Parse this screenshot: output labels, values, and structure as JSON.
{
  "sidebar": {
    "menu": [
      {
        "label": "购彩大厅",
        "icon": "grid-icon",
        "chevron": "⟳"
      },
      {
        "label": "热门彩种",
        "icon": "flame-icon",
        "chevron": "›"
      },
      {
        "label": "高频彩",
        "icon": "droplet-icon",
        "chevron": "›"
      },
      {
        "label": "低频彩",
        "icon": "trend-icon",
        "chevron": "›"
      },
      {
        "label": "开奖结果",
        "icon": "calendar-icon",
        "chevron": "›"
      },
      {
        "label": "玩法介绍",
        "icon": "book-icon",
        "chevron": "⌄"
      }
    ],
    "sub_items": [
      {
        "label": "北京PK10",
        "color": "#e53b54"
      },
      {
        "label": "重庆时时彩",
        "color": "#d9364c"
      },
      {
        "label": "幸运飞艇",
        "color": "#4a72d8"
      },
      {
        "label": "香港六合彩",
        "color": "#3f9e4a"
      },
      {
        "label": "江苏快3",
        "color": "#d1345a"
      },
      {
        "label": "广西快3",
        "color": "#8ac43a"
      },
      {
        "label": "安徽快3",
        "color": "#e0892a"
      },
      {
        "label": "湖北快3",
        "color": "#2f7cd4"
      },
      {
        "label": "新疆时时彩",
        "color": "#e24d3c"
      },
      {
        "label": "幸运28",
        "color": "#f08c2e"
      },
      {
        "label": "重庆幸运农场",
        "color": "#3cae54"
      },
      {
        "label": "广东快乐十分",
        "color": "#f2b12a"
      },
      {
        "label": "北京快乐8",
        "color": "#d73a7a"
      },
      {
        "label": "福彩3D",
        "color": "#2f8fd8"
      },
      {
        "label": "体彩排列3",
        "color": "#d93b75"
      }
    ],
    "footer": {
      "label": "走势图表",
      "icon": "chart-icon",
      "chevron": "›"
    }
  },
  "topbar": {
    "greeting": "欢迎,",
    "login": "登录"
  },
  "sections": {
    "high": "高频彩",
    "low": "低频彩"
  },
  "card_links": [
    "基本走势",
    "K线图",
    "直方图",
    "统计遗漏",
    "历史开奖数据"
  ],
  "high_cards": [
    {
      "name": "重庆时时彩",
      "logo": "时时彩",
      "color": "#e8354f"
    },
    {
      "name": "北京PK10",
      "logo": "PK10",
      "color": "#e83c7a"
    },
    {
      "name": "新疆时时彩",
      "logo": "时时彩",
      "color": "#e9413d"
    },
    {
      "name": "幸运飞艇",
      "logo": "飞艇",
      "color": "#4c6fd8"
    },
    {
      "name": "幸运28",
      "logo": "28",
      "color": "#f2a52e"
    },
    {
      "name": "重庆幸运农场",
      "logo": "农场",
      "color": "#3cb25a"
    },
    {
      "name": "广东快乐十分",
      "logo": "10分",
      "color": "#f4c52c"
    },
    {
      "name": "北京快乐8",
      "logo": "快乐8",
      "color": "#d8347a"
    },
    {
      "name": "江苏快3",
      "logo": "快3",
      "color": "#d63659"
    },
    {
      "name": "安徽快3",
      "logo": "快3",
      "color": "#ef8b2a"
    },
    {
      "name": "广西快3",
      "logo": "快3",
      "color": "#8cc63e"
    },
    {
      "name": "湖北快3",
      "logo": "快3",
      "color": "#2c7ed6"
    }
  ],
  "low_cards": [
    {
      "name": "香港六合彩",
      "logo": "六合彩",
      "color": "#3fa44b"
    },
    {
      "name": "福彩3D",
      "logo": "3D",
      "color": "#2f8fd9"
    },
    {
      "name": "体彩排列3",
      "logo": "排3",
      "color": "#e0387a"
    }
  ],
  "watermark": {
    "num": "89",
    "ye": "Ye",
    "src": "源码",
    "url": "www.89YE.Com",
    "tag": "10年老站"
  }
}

◆ ◆ ◆ ◆ ◆

What the task asks:
Which lines contain "icon"? Copy each of them.

Solution for this exercise:
        "icon": "grid-icon",
        "icon": "flame-icon",
        "icon": "droplet-icon",
        "icon": "trend-icon",
        "icon": "calendar-icon",
        "icon": "book-icon",
      "icon": "chart-icon",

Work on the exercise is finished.